-------- DATA RECORDS --------
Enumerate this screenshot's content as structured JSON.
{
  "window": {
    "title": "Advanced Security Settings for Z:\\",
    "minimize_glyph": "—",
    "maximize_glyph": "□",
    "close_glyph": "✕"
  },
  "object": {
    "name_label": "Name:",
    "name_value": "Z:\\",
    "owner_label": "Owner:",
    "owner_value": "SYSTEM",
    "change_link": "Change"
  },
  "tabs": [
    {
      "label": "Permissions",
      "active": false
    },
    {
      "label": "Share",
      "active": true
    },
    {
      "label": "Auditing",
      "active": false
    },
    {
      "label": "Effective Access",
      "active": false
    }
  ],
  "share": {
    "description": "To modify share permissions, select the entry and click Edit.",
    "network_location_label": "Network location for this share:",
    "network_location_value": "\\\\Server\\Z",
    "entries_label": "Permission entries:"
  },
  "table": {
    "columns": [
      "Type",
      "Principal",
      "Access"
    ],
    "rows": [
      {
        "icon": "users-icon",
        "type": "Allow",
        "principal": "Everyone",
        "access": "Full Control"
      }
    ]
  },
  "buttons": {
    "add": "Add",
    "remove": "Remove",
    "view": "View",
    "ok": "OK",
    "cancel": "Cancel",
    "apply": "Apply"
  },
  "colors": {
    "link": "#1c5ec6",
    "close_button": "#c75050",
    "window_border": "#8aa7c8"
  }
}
--------
AIM:
Of all the lines above, how many contain the word "this"? Give the number and nothing else.

WRITTEN SOLUTION:
2